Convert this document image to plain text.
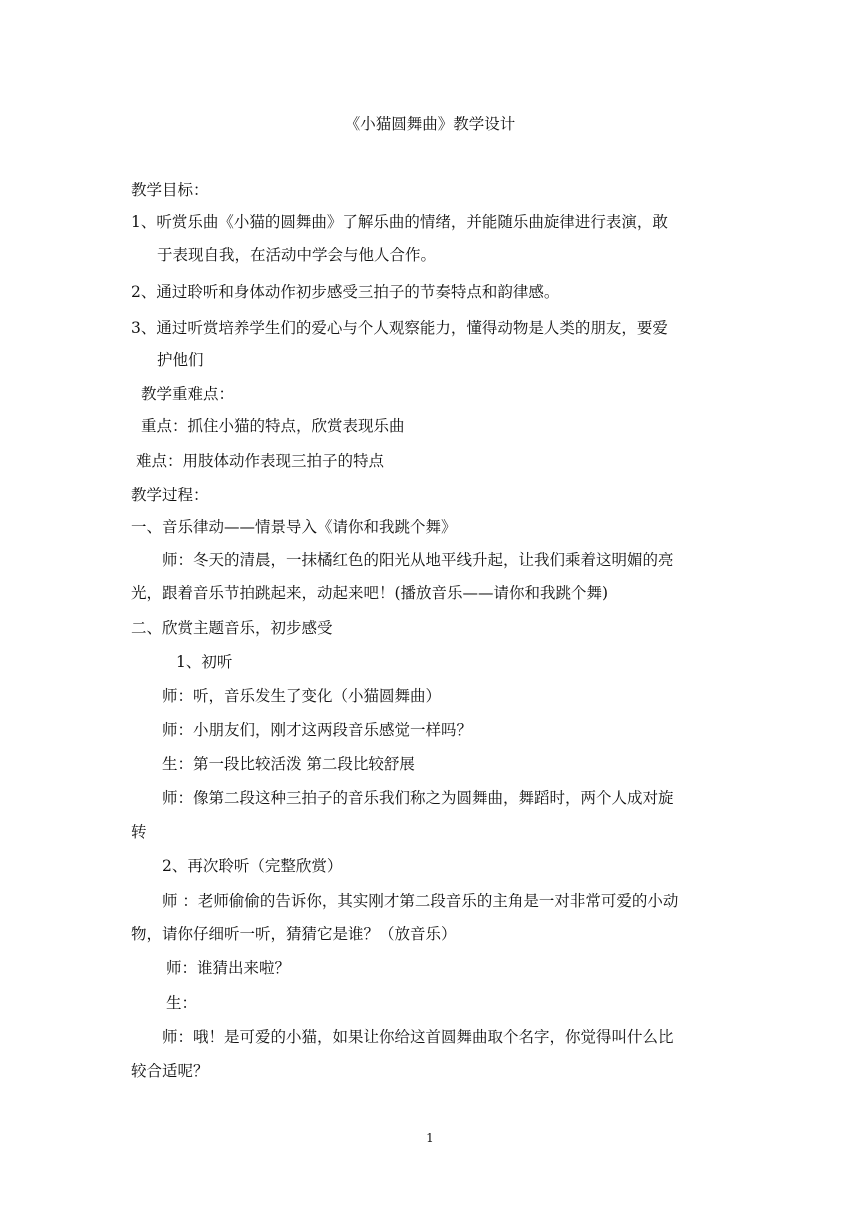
《小猫圆舞曲》教学设计
教学目标：
1、听赏乐曲《小猫的圆舞曲》了解乐曲的情绪，并能随乐曲旋律进行表演，敢
于表现自我，在活动中学会与他人合作。
2、通过聆听和身体动作初步感受三拍子的节奏特点和韵律感。
3、通过听赏培养学生们的爱心与个人观察能力，懂得动物是人类的朋友，要爱
护他们
教学重难点：
重点：抓住小猫的特点，欣赏表现乐曲
难点：用肢体动作表现三拍子的特点
教学过程：
一、音乐律动——情景导入《请你和我跳个舞》
师：冬天的清晨，一抹橘红色的阳光从地平线升起，让我们乘着这明媚的亮
光，跟着音乐节拍跳起来，动起来吧！(播放音乐——请你和我跳个舞)
二、欣赏主题音乐，初步感受
1、初听
师：听，音乐发生了变化（小猫圆舞曲）
师：小朋友们，刚才这两段音乐感觉一样吗？
生：第一段比较活泼 第二段比较舒展
师：像第二段这种三拍子的音乐我们称之为圆舞曲，舞蹈时，两个人成对旋
转
2、再次聆听（完整欣赏）
师 ：老师偷偷的告诉你，其实刚才第二段音乐的主角是一对非常可爱的小动
物，请你仔细听一听，猜猜它是谁？（放音乐）
师：谁猜出来啦？
生：
师：哦！是可爱的小猫，如果让你给这首圆舞曲取个名字，你觉得叫什么比
较合适呢？
1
::::::
- _Required work_: Leave the pictures out and reproduce each record exactly as written.

- _Response below_:
Convert this document image to plain text.
《小猫圆舞曲》教学设计
教学目标：
1、听赏乐曲《小猫的圆舞曲》了解乐曲的情绪，并能随乐曲旋律进行表演，敢
于表现自我，在活动中学会与他人合作。
2、通过聆听和身体动作初步感受三拍子的节奏特点和韵律感。
3、通过听赏培养学生们的爱心与个人观察能力，懂得动物是人类的朋友，要爱
护他们
教学重难点：
重点：抓住小猫的特点，欣赏表现乐曲
难点：用肢体动作表现三拍子的特点
教学过程：
一、音乐律动——情景导入《请你和我跳个舞》
师：冬天的清晨，一抹橘红色的阳光从地平线升起，让我们乘着这明媚的亮
光，跟着音乐节拍跳起来，动起来吧！(播放音乐——请你和我跳个舞)
二、欣赏主题音乐，初步感受
1、初听
师：听，音乐发生了变化（小猫圆舞曲）
师：小朋友们，刚才这两段音乐感觉一样吗？
生：第一段比较活泼 第二段比较舒展
师：像第二段这种三拍子的音乐我们称之为圆舞曲，舞蹈时，两个人成对旋
转
2、再次聆听（完整欣赏）
师 ：老师偷偷的告诉你，其实刚才第二段音乐的主角是一对非常可爱的小动
物，请你仔细听一听，猜猜它是谁？（放音乐）
师：谁猜出来啦？
生：
师：哦！是可爱的小猫，如果让你给这首圆舞曲取个名字，你觉得叫什么比
较合适呢？
1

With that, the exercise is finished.